▸ **PROBLEM REQUIREMENTS**:
Can you output the material exactly as written, minus any pictures it holds?

▼

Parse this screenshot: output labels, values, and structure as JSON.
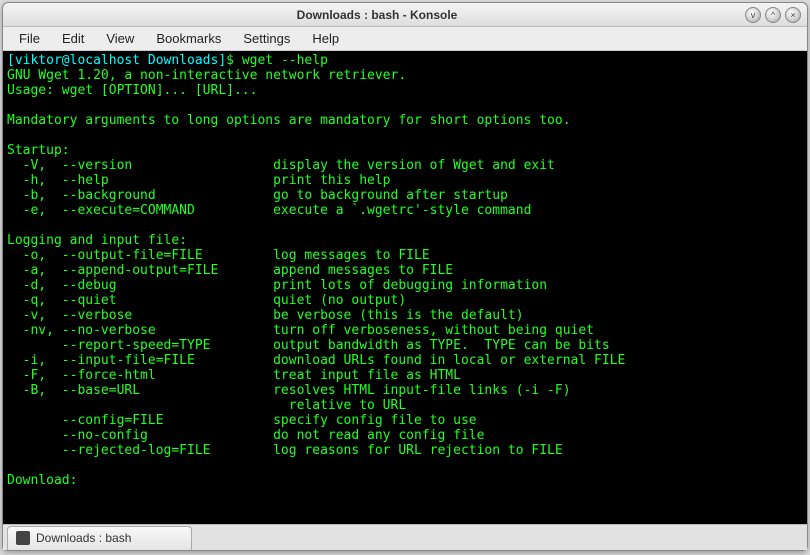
{
  "window": {
    "title": "Downloads : bash - Konsole"
  },
  "menu": {
    "items": [
      "File",
      "Edit",
      "View",
      "Bookmarks",
      "Settings",
      "Help"
    ]
  },
  "prompt": {
    "user_host": "[viktor@localhost Downloads]",
    "dollar": "$",
    "command": "wget --help"
  },
  "output": {
    "line_version": "GNU Wget 1.20, a non-interactive network retriever.",
    "line_usage": "Usage: wget [OPTION]... [URL]...",
    "line_mandatory": "Mandatory arguments to long options are mandatory for short options too.",
    "hdr_startup": "Startup:",
    "startup": [
      {
        "opt": "  -V,  --version",
        "desc": "display the version of Wget and exit"
      },
      {
        "opt": "  -h,  --help",
        "desc": "print this help"
      },
      {
        "opt": "  -b,  --background",
        "desc": "go to background after startup"
      },
      {
        "opt": "  -e,  --execute=COMMAND",
        "desc": "execute a `.wgetrc'-style command"
      }
    ],
    "hdr_logging": "Logging and input file:",
    "logging": [
      {
        "opt": "  -o,  --output-file=FILE",
        "desc": "log messages to FILE"
      },
      {
        "opt": "  -a,  --append-output=FILE",
        "desc": "append messages to FILE"
      },
      {
        "opt": "  -d,  --debug",
        "desc": "print lots of debugging information"
      },
      {
        "opt": "  -q,  --quiet",
        "desc": "quiet (no output)"
      },
      {
        "opt": "  -v,  --verbose",
        "desc": "be verbose (this is the default)"
      },
      {
        "opt": "  -nv, --no-verbose",
        "desc": "turn off verboseness, without being quiet"
      },
      {
        "opt": "       --report-speed=TYPE",
        "desc": "output bandwidth as TYPE.  TYPE can be bits"
      },
      {
        "opt": "  -i,  --input-file=FILE",
        "desc": "download URLs found in local or external FILE"
      },
      {
        "opt": "  -F,  --force-html",
        "desc": "treat input file as HTML"
      },
      {
        "opt": "  -B,  --base=URL",
        "desc": "resolves HTML input-file links (-i -F)"
      },
      {
        "opt": "",
        "desc": "  relative to URL"
      },
      {
        "opt": "       --config=FILE",
        "desc": "specify config file to use"
      },
      {
        "opt": "       --no-config",
        "desc": "do not read any config file"
      },
      {
        "opt": "       --rejected-log=FILE",
        "desc": "log reasons for URL rejection to FILE"
      }
    ],
    "hdr_download": "Download:"
  },
  "tab": {
    "label": "Downloads : bash"
  },
  "window_buttons": {
    "min": "v",
    "max": "^",
    "close": "×"
  }
}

▲

▸ **THE SOLUTION**:
Parse this screenshot: output labels, values, and structure as JSON.
{
  "window": {
    "title": "Downloads : bash - Konsole"
  },
  "menu": {
    "items": [
      "File",
      "Edit",
      "View",
      "Bookmarks",
      "Settings",
      "Help"
    ]
  },
  "prompt": {
    "user_host": "[viktor@localhost Downloads]",
    "dollar": "$",
    "command": "wget --help"
  },
  "output": {
    "line_version": "GNU Wget 1.20, a non-interactive network retriever.",
    "line_usage": "Usage: wget [OPTION]... [URL]...",
    "line_mandatory": "Mandatory arguments to long options are mandatory for short options too.",
    "hdr_startup": "Startup:",
    "startup": [
      {
        "opt": "  -V,  --version",
        "desc": "display the version of Wget and exit"
      },
      {
        "opt": "  -h,  --help",
        "desc": "print this help"
      },
      {
        "opt": "  -b,  --background",
        "desc": "go to background after startup"
      },
      {
        "opt": "  -e,  --execute=COMMAND",
        "desc": "execute a `.wgetrc'-style command"
      }
    ],
    "hdr_logging": "Logging and input file:",
    "logging": [
      {
        "opt": "  -o,  --output-file=FILE",
        "desc": "log messages to FILE"
      },
      {
        "opt": "  -a,  --append-output=FILE",
        "desc": "append messages to FILE"
      },
      {
        "opt": "  -d,  --debug",
        "desc": "print lots of debugging information"
      },
      {
        "opt": "  -q,  --quiet",
        "desc": "quiet (no output)"
      },
      {
        "opt": "  -v,  --verbose",
        "desc": "be verbose (this is the default)"
      },
      {
        "opt": "  -nv, --no-verbose",
        "desc": "turn off verboseness, without being quiet"
      },
      {
        "opt": "       --report-speed=TYPE",
        "desc": "output bandwidth as TYPE.  TYPE can be bits"
      },
      {
        "opt": "  -i,  --input-file=FILE",
        "desc": "download URLs found in local or external FILE"
      },
      {
        "opt": "  -F,  --force-html",
        "desc": "treat input file as HTML"
      },
      {
        "opt": "  -B,  --base=URL",
        "desc": "resolves HTML input-file links (-i -F)"
      },
      {
        "opt": "",
        "desc": "  relative to URL"
      },
      {
        "opt": "       --config=FILE",
        "desc": "specify config file to use"
      },
      {
        "opt": "       --no-config",
        "desc": "do not read any config file"
      },
      {
        "opt": "       --rejected-log=FILE",
        "desc": "log reasons for URL rejection to FILE"
      }
    ],
    "hdr_download": "Download:"
  },
  "tab": {
    "label": "Downloads : bash"
  },
  "window_buttons": {
    "min": "v",
    "max": "^",
    "close": "×"
  }
}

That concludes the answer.